YOUR INSTRUCTIONS: Extract the complete listing and repeat it word for word.

RECORD SET:
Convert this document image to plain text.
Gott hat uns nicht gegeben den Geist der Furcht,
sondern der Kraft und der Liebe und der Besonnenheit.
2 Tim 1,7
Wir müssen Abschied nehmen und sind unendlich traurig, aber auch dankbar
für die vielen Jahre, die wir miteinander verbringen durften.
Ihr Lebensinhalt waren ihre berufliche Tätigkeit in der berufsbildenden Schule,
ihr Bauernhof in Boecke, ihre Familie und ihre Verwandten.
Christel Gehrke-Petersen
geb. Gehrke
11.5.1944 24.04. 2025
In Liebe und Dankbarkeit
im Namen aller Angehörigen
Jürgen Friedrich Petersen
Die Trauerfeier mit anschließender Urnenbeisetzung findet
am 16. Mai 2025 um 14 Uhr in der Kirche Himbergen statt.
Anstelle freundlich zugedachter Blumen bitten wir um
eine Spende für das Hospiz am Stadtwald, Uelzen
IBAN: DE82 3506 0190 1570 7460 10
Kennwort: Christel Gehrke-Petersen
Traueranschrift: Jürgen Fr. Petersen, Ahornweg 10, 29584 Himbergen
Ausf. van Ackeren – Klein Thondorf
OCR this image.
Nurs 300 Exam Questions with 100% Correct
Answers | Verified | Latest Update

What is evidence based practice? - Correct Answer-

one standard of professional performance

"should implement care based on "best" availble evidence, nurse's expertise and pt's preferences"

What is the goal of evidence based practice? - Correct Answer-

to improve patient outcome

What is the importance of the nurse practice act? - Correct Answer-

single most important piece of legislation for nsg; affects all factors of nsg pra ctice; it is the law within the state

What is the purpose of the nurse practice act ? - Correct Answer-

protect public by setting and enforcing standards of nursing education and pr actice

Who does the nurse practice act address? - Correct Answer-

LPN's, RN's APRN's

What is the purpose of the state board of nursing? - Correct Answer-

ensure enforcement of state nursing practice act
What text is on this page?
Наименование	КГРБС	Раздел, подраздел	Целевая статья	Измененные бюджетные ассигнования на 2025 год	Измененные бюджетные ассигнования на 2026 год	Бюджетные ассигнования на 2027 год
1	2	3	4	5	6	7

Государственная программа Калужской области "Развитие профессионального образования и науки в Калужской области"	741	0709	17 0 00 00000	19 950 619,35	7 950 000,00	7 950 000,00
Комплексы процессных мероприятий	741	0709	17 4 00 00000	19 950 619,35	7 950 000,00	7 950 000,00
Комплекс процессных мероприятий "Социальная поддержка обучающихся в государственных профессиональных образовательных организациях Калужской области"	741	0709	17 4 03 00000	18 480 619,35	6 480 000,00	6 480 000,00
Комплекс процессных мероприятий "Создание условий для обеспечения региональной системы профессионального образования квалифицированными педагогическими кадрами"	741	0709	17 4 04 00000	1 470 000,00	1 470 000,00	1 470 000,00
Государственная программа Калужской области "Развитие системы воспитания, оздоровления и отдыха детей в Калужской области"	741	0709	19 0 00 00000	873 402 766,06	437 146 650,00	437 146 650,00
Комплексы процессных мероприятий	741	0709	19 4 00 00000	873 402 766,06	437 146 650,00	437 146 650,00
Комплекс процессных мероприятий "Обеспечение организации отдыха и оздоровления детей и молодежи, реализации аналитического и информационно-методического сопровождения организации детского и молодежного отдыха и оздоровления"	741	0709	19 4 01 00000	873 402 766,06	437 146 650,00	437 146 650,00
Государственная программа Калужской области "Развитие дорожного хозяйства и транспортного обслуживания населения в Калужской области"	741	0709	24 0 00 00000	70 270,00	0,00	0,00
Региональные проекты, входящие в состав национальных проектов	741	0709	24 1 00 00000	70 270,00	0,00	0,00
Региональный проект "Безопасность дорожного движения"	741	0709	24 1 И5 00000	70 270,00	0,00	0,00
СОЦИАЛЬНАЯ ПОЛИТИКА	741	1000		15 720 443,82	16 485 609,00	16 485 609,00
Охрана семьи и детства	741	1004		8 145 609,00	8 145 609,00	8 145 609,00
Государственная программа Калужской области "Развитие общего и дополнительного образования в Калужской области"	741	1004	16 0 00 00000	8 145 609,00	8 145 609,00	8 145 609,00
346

ANSWER FOR THIS EXERCISE:
Convert this document image to plain text.
Gott hat uns nicht gegeben den Geist der Furcht,
sondern der Kraft und der Liebe und der Besonnenheit.
2 Tim 1,7
Wir müssen Abschied nehmen und sind unendlich traurig, aber auch dankbar
für die vielen Jahre, die wir miteinander verbringen durften.
Ihr Lebensinhalt waren ihre berufliche Tätigkeit in der berufsbildenden Schule,
ihr Bauernhof in Boecke, ihre Familie und ihre Verwandten.
Christel Gehrke-Petersen
geb. Gehrke
11.5.1944 24.04. 2025
In Liebe und Dankbarkeit
im Namen aller Angehörigen
Jürgen Friedrich Petersen
Die Trauerfeier mit anschließender Urnenbeisetzung findet
am 16. Mai 2025 um 14 Uhr in der Kirche Himbergen statt.
Anstelle freundlich zugedachter Blumen bitten wir um
eine Spende für das Hospiz am Stadtwald, Uelzen
IBAN: DE82 3506 0190 1570 7460 10
Kennwort: Christel Gehrke-Petersen
Traueranschrift: Jürgen Fr. Petersen, Ahornweg 10, 29584 Himbergen
Ausf. van Ackeren – Klein Thondorf
OCR this image.
Nurs 300 Exam Questions with 100% Correct
Answers | Verified | Latest Update

What is evidence based practice? - Correct Answer-

one standard of professional performance

"should implement care based on "best" availble evidence, nurse's expertise and pt's preferences"

What is the goal of evidence based practice? - Correct Answer-

to improve patient outcome

What is the importance of the nurse practice act? - Correct Answer-

single most important piece of legislation for nsg; affects all factors of nsg pra ctice; it is the law within the state

What is the purpose of the nurse practice act ? - Correct Answer-

protect public by setting and enforcing standards of nursing education and pr actice

Who does the nurse practice act address? - Correct Answer-

LPN's, RN's APRN's

What is the purpose of the state board of nursing? - Correct Answer-

ensure enforcement of state nursing practice act
What text is on this page?
Наименование	КГРБС	Раздел, подраздел	Целевая статья	Измененные бюджетные ассигнования на 2025 год	Измененные бюджетные ассигнования на 2026 год	Бюджетные ассигнования на 2027 год
1	2	3	4	5	6	7

Государственная программа Калужской области "Развитие профессионального образования и науки в Калужской области"	741	0709	17 0 00 00000	19 950 619,35	7 950 000,00	7 950 000,00
Комплексы процессных мероприятий	741	0709	17 4 00 00000	19 950 619,35	7 950 000,00	7 950 000,00
Комплекс процессных мероприятий "Социальная поддержка обучающихся в государственных профессиональных образовательных организациях Калужской области"	741	0709	17 4 03 00000	18 480 619,35	6 480 000,00	6 480 000,00
Комплекс процессных мероприятий "Создание условий для обеспечения региональной системы профессионального образования квалифицированными педагогическими кадрами"	741	0709	17 4 04 00000	1 470 000,00	1 470 000,00	1 470 000,00
Государственная программа Калужской области "Развитие системы воспитания, оздоровления и отдыха детей в Калужской области"	741	0709	19 0 00 00000	873 402 766,06	437 146 650,00	437 146 650,00
Комплексы процессных мероприятий	741	0709	19 4 00 00000	873 402 766,06	437 146 650,00	437 146 650,00
Комплекс процессных мероприятий "Обеспечение организации отдыха и оздоровления детей и молодежи, реализации аналитического и информационно-методического сопровождения организации детского и молодежного отдыха и оздоровления"	741	0709	19 4 01 00000	873 402 766,06	437 146 650,00	437 146 650,00
Государственная программа Калужской области "Развитие дорожного хозяйства и транспортного обслуживания населения в Калужской области"	741	0709	24 0 00 00000	70 270,00	0,00	0,00
Региональные проекты, входящие в состав национальных проектов	741	0709	24 1 00 00000	70 270,00	0,00	0,00
Региональный проект "Безопасность дорожного движения"	741	0709	24 1 И5 00000	70 270,00	0,00	0,00
СОЦИАЛЬНАЯ ПОЛИТИКА	741	1000		15 720 443,82	16 485 609,00	16 485 609,00
Охрана семьи и детства	741	1004		8 145 609,00	8 145 609,00	8 145 609,00
Государственная программа Калужской области "Развитие общего и дополнительного образования в Калужской области"	741	1004	16 0 00 00000	8 145 609,00	8 145 609,00	8 145 609,00
346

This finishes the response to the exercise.